REQUIREMENTS: Pull every line with the word "Note" out of the entries below.

Figure record listings:
━━━━

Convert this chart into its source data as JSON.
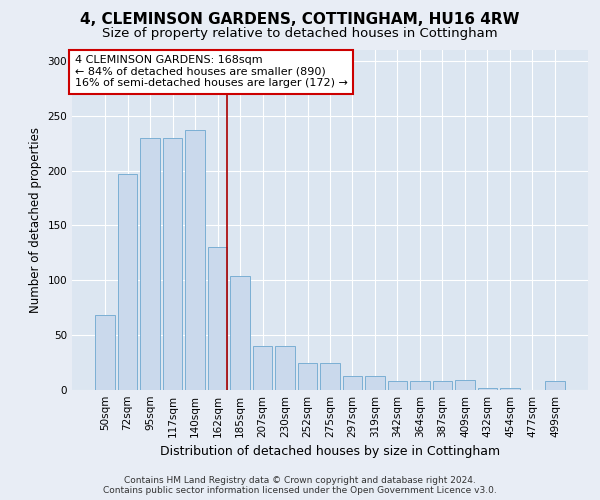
{
  "title": "4, CLEMINSON GARDENS, COTTINGHAM, HU16 4RW",
  "subtitle": "Size of property relative to detached houses in Cottingham",
  "xlabel": "Distribution of detached houses by size in Cottingham",
  "ylabel": "Number of detached properties",
  "bar_labels": [
    "50sqm",
    "72sqm",
    "95sqm",
    "117sqm",
    "140sqm",
    "162sqm",
    "185sqm",
    "207sqm",
    "230sqm",
    "252sqm",
    "275sqm",
    "297sqm",
    "319sqm",
    "342sqm",
    "364sqm",
    "387sqm",
    "409sqm",
    "432sqm",
    "454sqm",
    "477sqm",
    "499sqm"
  ],
  "bar_values": [
    68,
    197,
    230,
    230,
    237,
    130,
    104,
    40,
    40,
    25,
    25,
    13,
    13,
    8,
    8,
    8,
    9,
    2,
    2,
    0,
    8
  ],
  "bar_color": "#cad9ec",
  "bar_edge_color": "#7bafd4",
  "annotation_text": "4 CLEMINSON GARDENS: 168sqm\n← 84% of detached houses are smaller (890)\n16% of semi-detached houses are larger (172) →",
  "annotation_box_color": "#ffffff",
  "annotation_box_edge_color": "#cc0000",
  "vline_x_bar_idx": 5,
  "vline_color": "#aa0000",
  "ylim": [
    0,
    310
  ],
  "yticks": [
    0,
    50,
    100,
    150,
    200,
    250,
    300
  ],
  "background_color": "#e8edf5",
  "plot_bg_color": "#dce6f1",
  "footer": "Contains HM Land Registry data © Crown copyright and database right 2024.\nContains public sector information licensed under the Open Government Licence v3.0.",
  "title_fontsize": 11,
  "subtitle_fontsize": 9.5,
  "label_fontsize": 8.5,
  "tick_fontsize": 7.5,
  "footer_fontsize": 6.5
}
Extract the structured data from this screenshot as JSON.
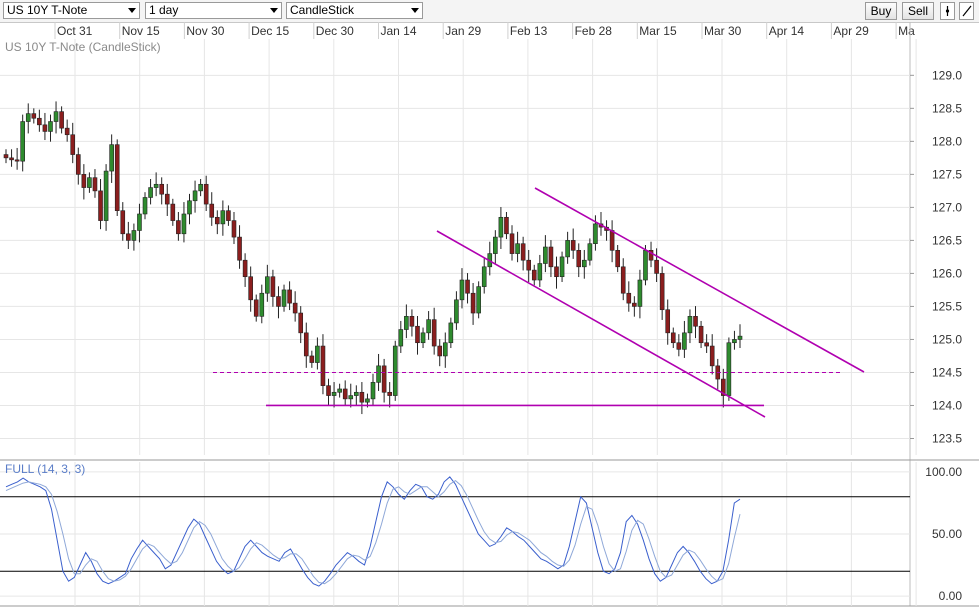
{
  "toolbar": {
    "symbol": "US 10Y T-Note",
    "interval": "1 day",
    "chart_type": "CandleStick",
    "buy_label": "Buy",
    "sell_label": "Sell"
  },
  "chart_data": [
    {
      "type": "candlestick",
      "title": "US 10Y T-Note (CandleStick)",
      "x_ticks": [
        "Oct 31",
        "Nov 15",
        "Nov 30",
        "Dec 15",
        "Dec 30",
        "Jan 14",
        "Jan 29",
        "Feb 13",
        "Feb 28",
        "Mar 15",
        "Mar 30",
        "Apr 14",
        "Apr 29",
        "Ma"
      ],
      "y_ticks": [
        "129.0",
        "128.5",
        "128.0",
        "127.5",
        "127.0",
        "126.5",
        "126.0",
        "125.5",
        "125.0",
        "124.5",
        "124.0",
        "123.5"
      ],
      "ylim": [
        123.25,
        129.55
      ],
      "colors": {
        "up": "#2e8b2e",
        "down": "#8b1e1e",
        "trendline": "#b000b0"
      },
      "closes": [
        127.75,
        127.72,
        127.7,
        128.3,
        128.42,
        128.35,
        128.25,
        128.15,
        128.3,
        128.45,
        128.2,
        128.1,
        127.8,
        127.5,
        127.3,
        127.45,
        127.25,
        126.8,
        127.55,
        127.95,
        126.95,
        126.6,
        126.5,
        126.65,
        126.9,
        127.15,
        127.3,
        127.35,
        127.2,
        127.05,
        126.8,
        126.6,
        126.9,
        127.1,
        127.25,
        127.35,
        127.05,
        126.85,
        126.75,
        126.95,
        126.8,
        126.55,
        126.2,
        125.95,
        125.6,
        125.35,
        125.7,
        125.95,
        125.65,
        125.5,
        125.75,
        125.55,
        125.4,
        125.1,
        124.75,
        124.65,
        124.9,
        124.3,
        124.15,
        124.2,
        124.25,
        124.1,
        124.15,
        124.2,
        124.05,
        124.1,
        124.35,
        124.6,
        124.2,
        124.15,
        124.9,
        125.15,
        125.35,
        125.2,
        124.95,
        125.1,
        125.3,
        124.9,
        124.75,
        124.95,
        125.25,
        125.6,
        125.9,
        125.7,
        125.4,
        125.8,
        126.1,
        126.3,
        126.55,
        126.85,
        126.6,
        126.3,
        126.45,
        126.2,
        126.05,
        125.9,
        126.15,
        126.4,
        126.1,
        125.95,
        126.25,
        126.5,
        126.35,
        126.1,
        126.2,
        126.45,
        126.75,
        126.7,
        126.65,
        126.35,
        126.1,
        125.7,
        125.55,
        125.5,
        125.9,
        126.35,
        126.2,
        126.0,
        125.45,
        125.1,
        124.95,
        124.85,
        125.1,
        125.35,
        125.2,
        124.95,
        124.9,
        124.6,
        124.4,
        124.15,
        124.95,
        125.0,
        125.05
      ],
      "horizontal_lines": [
        {
          "y": 124.0,
          "style": "solid",
          "x_start": "Dec 15",
          "x_end": "Mar 30"
        },
        {
          "y": 124.5,
          "style": "dashed",
          "x_start": "Nov 30",
          "x_end": "Apr 29"
        }
      ],
      "trendlines": [
        {
          "from": [
            "Jan 29",
            126.55
          ],
          "to": [
            "Apr 14",
            123.78
          ]
        },
        {
          "from": [
            "Feb 13",
            127.2
          ],
          "to": [
            "May",
            124.4
          ]
        }
      ]
    },
    {
      "type": "line",
      "title": "FULL (14, 3, 3)",
      "y_ticks": [
        "100.00",
        "50.00",
        "0.00"
      ],
      "ylim": [
        -8,
        108
      ],
      "reference_lines": [
        80,
        20
      ],
      "series": [
        {
          "name": "%K",
          "color": "#3a5fcd",
          "values": [
            88,
            90,
            92,
            95,
            92,
            90,
            88,
            85,
            70,
            45,
            20,
            12,
            15,
            25,
            35,
            28,
            18,
            12,
            10,
            12,
            15,
            18,
            30,
            38,
            45,
            40,
            35,
            30,
            22,
            25,
            35,
            45,
            55,
            62,
            58,
            48,
            38,
            28,
            22,
            18,
            20,
            30,
            40,
            45,
            40,
            35,
            32,
            30,
            28,
            35,
            38,
            30,
            22,
            15,
            10,
            8,
            12,
            18,
            25,
            30,
            35,
            32,
            28,
            25,
            40,
            60,
            80,
            92,
            88,
            82,
            78,
            85,
            90,
            88,
            80,
            78,
            82,
            92,
            96,
            90,
            80,
            70,
            60,
            50,
            45,
            40,
            42,
            48,
            55,
            52,
            48,
            45,
            40,
            35,
            30,
            28,
            25,
            22,
            25,
            40,
            60,
            80,
            75,
            55,
            35,
            20,
            18,
            22,
            35,
            60,
            65,
            58,
            45,
            30,
            18,
            12,
            15,
            25,
            35,
            40,
            35,
            28,
            20,
            14,
            10,
            12,
            20,
            45,
            75,
            78
          ]
        },
        {
          "name": "%D",
          "color": "#8fa8d8",
          "values": [
            85,
            87,
            89,
            91,
            92,
            91,
            90,
            88,
            82,
            68,
            50,
            30,
            18,
            18,
            25,
            30,
            28,
            20,
            14,
            12,
            13,
            16,
            22,
            30,
            38,
            42,
            40,
            35,
            30,
            26,
            28,
            35,
            45,
            55,
            60,
            57,
            50,
            40,
            30,
            24,
            20,
            23,
            30,
            38,
            43,
            41,
            37,
            33,
            30,
            31,
            34,
            34,
            30,
            23,
            16,
            11,
            10,
            13,
            18,
            24,
            30,
            33,
            32,
            29,
            32,
            43,
            58,
            75,
            86,
            88,
            84,
            82,
            85,
            88,
            88,
            84,
            80,
            84,
            90,
            93,
            89,
            81,
            71,
            61,
            52,
            46,
            43,
            44,
            49,
            52,
            51,
            48,
            45,
            40,
            35,
            32,
            28,
            25,
            24,
            29,
            41,
            58,
            72,
            70,
            57,
            40,
            26,
            20,
            22,
            36,
            53,
            61,
            58,
            46,
            32,
            20,
            15,
            17,
            25,
            33,
            37,
            35,
            29,
            22,
            16,
            12,
            14,
            26,
            47,
            66
          ]
        }
      ]
    }
  ]
}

━━━━

FULL OUTPUT:
    "symbol": "US 10Y T-Note",
      "title": "US 10Y T-Note (CandleStick)",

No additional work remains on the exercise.